(Items from a figure collection)

━━━━━━━━

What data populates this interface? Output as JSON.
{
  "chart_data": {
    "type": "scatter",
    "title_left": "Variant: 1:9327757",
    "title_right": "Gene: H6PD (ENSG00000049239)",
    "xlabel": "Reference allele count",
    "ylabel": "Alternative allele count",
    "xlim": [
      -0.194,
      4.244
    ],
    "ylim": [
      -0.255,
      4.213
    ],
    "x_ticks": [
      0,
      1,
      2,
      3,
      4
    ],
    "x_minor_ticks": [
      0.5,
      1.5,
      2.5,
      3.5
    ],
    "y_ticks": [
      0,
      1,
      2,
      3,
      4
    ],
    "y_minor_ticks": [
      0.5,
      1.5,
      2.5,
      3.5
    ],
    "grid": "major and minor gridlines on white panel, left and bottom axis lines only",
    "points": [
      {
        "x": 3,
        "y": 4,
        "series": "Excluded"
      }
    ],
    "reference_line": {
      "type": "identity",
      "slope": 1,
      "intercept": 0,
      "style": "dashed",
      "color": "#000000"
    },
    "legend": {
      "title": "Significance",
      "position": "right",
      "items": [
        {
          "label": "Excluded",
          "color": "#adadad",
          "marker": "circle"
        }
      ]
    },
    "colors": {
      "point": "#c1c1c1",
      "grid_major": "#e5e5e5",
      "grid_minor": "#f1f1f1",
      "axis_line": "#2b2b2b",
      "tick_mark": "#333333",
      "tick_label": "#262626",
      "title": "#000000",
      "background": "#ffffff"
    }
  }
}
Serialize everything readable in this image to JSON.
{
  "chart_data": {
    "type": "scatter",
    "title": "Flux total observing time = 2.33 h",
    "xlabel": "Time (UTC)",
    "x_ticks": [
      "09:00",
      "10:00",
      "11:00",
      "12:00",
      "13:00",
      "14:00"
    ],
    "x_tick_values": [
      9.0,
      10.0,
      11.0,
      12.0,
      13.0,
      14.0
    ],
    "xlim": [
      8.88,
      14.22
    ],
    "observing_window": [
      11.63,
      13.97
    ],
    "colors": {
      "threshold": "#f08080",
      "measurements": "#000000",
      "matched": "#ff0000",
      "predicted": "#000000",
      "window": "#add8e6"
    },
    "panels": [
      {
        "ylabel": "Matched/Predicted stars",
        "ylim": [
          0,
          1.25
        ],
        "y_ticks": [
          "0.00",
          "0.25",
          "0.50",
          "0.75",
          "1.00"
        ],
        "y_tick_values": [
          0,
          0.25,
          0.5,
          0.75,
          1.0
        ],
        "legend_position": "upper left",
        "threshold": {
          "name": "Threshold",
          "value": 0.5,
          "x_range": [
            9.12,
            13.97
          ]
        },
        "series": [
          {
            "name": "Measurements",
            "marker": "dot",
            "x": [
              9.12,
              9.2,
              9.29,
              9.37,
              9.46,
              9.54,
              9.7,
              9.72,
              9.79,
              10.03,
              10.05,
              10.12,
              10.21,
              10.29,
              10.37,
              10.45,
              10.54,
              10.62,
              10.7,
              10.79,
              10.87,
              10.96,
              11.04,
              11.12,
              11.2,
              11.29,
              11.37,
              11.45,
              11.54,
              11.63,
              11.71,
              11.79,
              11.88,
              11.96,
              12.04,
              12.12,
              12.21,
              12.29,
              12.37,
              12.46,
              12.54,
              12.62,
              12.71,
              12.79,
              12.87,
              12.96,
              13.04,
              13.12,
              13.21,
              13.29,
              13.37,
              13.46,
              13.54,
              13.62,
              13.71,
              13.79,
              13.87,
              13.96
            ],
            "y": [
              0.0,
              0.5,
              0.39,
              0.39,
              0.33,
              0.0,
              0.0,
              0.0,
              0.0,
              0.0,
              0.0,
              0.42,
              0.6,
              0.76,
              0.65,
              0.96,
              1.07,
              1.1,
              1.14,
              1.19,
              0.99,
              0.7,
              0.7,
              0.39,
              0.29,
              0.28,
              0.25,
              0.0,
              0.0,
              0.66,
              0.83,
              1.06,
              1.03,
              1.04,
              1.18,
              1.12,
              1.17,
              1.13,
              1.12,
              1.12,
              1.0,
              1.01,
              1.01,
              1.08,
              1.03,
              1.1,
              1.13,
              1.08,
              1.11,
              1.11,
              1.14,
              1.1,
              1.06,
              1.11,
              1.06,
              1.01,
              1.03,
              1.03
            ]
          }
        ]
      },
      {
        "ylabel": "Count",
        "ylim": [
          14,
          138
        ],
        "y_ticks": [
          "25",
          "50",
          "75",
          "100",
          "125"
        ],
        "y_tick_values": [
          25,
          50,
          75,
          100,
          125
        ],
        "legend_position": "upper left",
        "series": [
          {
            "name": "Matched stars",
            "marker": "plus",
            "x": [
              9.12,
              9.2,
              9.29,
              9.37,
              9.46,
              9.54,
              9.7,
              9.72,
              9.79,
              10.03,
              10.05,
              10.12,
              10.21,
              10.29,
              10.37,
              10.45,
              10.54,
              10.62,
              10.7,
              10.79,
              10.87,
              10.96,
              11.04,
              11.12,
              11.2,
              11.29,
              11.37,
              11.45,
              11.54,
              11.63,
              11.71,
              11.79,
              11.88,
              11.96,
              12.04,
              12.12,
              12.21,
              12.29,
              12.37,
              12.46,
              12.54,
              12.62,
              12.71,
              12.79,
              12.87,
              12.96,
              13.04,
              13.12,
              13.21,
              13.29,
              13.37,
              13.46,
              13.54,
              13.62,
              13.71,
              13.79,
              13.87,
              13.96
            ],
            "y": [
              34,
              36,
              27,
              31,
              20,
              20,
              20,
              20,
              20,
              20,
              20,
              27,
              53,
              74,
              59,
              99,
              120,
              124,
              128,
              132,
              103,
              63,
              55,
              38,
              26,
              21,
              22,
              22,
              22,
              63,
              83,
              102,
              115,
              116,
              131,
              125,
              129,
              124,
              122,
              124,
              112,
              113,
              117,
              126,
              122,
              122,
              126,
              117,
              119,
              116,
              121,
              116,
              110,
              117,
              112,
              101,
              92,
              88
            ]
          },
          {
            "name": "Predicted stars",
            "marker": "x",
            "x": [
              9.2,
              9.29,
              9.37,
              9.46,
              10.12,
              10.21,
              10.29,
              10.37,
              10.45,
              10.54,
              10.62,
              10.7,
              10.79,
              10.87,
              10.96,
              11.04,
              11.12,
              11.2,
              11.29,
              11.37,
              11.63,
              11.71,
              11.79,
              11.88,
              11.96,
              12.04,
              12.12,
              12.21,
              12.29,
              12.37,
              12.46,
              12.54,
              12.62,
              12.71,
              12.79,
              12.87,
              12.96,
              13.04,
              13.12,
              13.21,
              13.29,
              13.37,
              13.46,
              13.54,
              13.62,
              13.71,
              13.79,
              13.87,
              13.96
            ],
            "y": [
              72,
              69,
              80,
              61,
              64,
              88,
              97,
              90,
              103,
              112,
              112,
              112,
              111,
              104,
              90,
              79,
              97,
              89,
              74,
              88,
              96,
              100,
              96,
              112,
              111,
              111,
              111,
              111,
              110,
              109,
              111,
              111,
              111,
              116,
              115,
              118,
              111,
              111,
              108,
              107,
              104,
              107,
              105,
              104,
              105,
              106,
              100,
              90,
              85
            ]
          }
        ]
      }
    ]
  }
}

━━━━━━━━

■ **YOUR TASK**:
Quote the listing in full, please, keeping every line exact.

■ **REPLY**:
What data populates this interface? Output as JSON.
{
  "chart_data": {
    "type": "scatter",
    "title_left": "Variant: 1:9327757",
    "title_right": "Gene: H6PD (ENSG00000049239)",
    "xlabel": "Reference allele count",
    "ylabel": "Alternative allele count",
    "xlim": [
      -0.194,
      4.244
    ],
    "ylim": [
      -0.255,
      4.213
    ],
    "x_ticks": [
      0,
      1,
      2,
      3,
      4
    ],
    "x_minor_ticks": [
      0.5,
      1.5,
      2.5,
      3.5
    ],
    "y_ticks": [
      0,
      1,
      2,
      3,
      4
    ],
    "y_minor_ticks": [
      0.5,
      1.5,
      2.5,
      3.5
    ],
    "grid": "major and minor gridlines on white panel, left and bottom axis lines only",
    "points": [
      {
        "x": 3,
        "y": 4,
        "series": "Excluded"
      }
    ],
    "reference_line": {
      "type": "identity",
      "slope": 1,
      "intercept": 0,
      "style": "dashed",
      "color": "#000000"
    },
    "legend": {
      "title": "Significance",
      "position": "right",
      "items": [
        {
          "label": "Excluded",
          "color": "#adadad",
          "marker": "circle"
        }
      ]
    },
    "colors": {
      "point": "#c1c1c1",
      "grid_major": "#e5e5e5",
      "grid_minor": "#f1f1f1",
      "axis_line": "#2b2b2b",
      "tick_mark": "#333333",
      "tick_label": "#262626",
      "title": "#000000",
      "background": "#ffffff"
    }
  }
}
Serialize everything readable in this image to JSON.
{
  "chart_data": {
    "type": "scatter",
    "title": "Flux total observing time = 2.33 h",
    "xlabel": "Time (UTC)",
    "x_ticks": [
      "09:00",
      "10:00",
      "11:00",
      "12:00",
      "13:00",
      "14:00"
    ],
    "x_tick_values": [
      9.0,
      10.0,
      11.0,
      12.0,
      13.0,
      14.0
    ],
    "xlim": [
      8.88,
      14.22
    ],
    "observing_window": [
      11.63,
      13.97
    ],
    "colors": {
      "threshold": "#f08080",
      "measurements": "#000000",
      "matched": "#ff0000",
      "predicted": "#000000",
      "window": "#add8e6"
    },
    "panels": [
      {
        "ylabel": "Matched/Predicted stars",
        "ylim": [
          0,
          1.25
        ],
        "y_ticks": [
          "0.00",
          "0.25",
          "0.50",
          "0.75",
          "1.00"
        ],
        "y_tick_values": [
          0,
          0.25,
          0.5,
          0.75,
          1.0
        ],
        "legend_position": "upper left",
        "threshold": {
          "name": "Threshold",
          "value": 0.5,
          "x_range": [
            9.12,
            13.97
          ]
        },
        "series": [
          {
            "name": "Measurements",
            "marker": "dot",
            "x": [
              9.12,
              9.2,
              9.29,
              9.37,
              9.46,
              9.54,
              9.7,
              9.72,
              9.79,
              10.03,
              10.05,
              10.12,
              10.21,
              10.29,
              10.37,
              10.45,
              10.54,
              10.62,
              10.7,
              10.79,
              10.87,
              10.96,
              11.04,
              11.12,
              11.2,
              11.29,
              11.37,
              11.45,
              11.54,
              11.63,
              11.71,
              11.79,
              11.88,
              11.96,
              12.04,
              12.12,
              12.21,
              12.29,
              12.37,
              12.46,
              12.54,
              12.62,
              12.71,
              12.79,
              12.87,
              12.96,
              13.04,
              13.12,
              13.21,
              13.29,
              13.37,
              13.46,
              13.54,
              13.62,
              13.71,
              13.79,
              13.87,
              13.96
            ],
            "y": [
              0.0,
              0.5,
              0.39,
              0.39,
              0.33,
              0.0,
              0.0,
              0.0,
              0.0,
              0.0,
              0.0,
              0.42,
              0.6,
              0.76,
              0.65,
              0.96,
              1.07,
              1.1,
              1.14,
              1.19,
              0.99,
              0.7,
              0.7,
              0.39,
              0.29,
              0.28,
              0.25,
              0.0,
              0.0,
              0.66,
              0.83,
              1.06,
              1.03,
              1.04,
              1.18,
              1.12,
              1.17,
              1.13,
              1.12,
              1.12,
              1.0,
              1.01,
              1.01,
              1.08,
              1.03,
              1.1,
              1.13,
              1.08,
              1.11,
              1.11,
              1.14,
              1.1,
              1.06,
              1.11,
              1.06,
              1.01,
              1.03,
              1.03
            ]
          }
        ]
      },
      {
        "ylabel": "Count",
        "ylim": [
          14,
          138
        ],
        "y_ticks": [
          "25",
          "50",
          "75",
          "100",
          "125"
        ],
        "y_tick_values": [
          25,
          50,
          75,
          100,
          125
        ],
        "legend_position": "upper left",
        "series": [
          {
            "name": "Matched stars",
            "marker": "plus",
            "x": [
              9.12,
              9.2,
              9.29,
              9.37,
              9.46,
              9.54,
              9.7,
              9.72,
              9.79,
              10.03,
              10.05,
              10.12,
              10.21,
              10.29,
              10.37,
              10.45,
              10.54,
              10.62,
              10.7,
              10.79,
              10.87,
              10.96,
              11.04,
              11.12,
              11.2,
              11.29,
              11.37,
              11.45,
              11.54,
              11.63,
              11.71,
              11.79,
              11.88,
              11.96,
              12.04,
              12.12,
              12.21,
              12.29,
              12.37,
              12.46,
              12.54,
              12.62,
              12.71,
              12.79,
              12.87,
              12.96,
              13.04,
              13.12,
              13.21,
              13.29,
              13.37,
              13.46,
              13.54,
              13.62,
              13.71,
              13.79,
              13.87,
              13.96
            ],
            "y": [
              34,
              36,
              27,
              31,
              20,
              20,
              20,
              20,
              20,
              20,
              20,
              27,
              53,
              74,
              59,
              99,
              120,
              124,
              128,
              132,
              103,
              63,
              55,
              38,
              26,
              21,
              22,
              22,
              22,
              63,
              83,
              102,
              115,
              116,
              131,
              125,
              129,
              124,
              122,
              124,
              112,
              113,
              117,
              126,
              122,
              122,
              126,
              117,
              119,
              116,
              121,
              116,
              110,
              117,
              112,
              101,
              92,
              88
            ]
          },
          {
            "name": "Predicted stars",
            "marker": "x",
            "x": [
              9.2,
              9.29,
              9.37,
              9.46,
              10.12,
              10.21,
              10.29,
              10.37,
              10.45,
              10.54,
              10.62,
              10.7,
              10.79,
              10.87,
              10.96,
              11.04,
              11.12,
              11.2,
              11.29,
              11.37,
              11.63,
              11.71,
              11.79,
              11.88,
              11.96,
              12.04,
              12.12,
              12.21,
              12.29,
              12.37,
              12.46,
              12.54,
              12.62,
              12.71,
              12.79,
              12.87,
              12.96,
              13.04,
              13.12,
              13.21,
              13.29,
              13.37,
              13.46,
              13.54,
              13.62,
              13.71,
              13.79,
              13.87,
              13.96
            ],
            "y": [
              72,
              69,
              80,
              61,
              64,
              88,
              97,
              90,
              103,
              112,
              112,
              112,
              111,
              104,
              90,
              79,
              97,
              89,
              74,
              88,
              96,
              100,
              96,
              112,
              111,
              111,
              111,
              111,
              110,
              109,
              111,
              111,
              111,
              116,
              115,
              118,
              111,
              111,
              108,
              107,
              104,
              107,
              105,
              104,
              105,
              106,
              100,
              90,
              85
            ]
          }
        ]
      }
    ]
  }
}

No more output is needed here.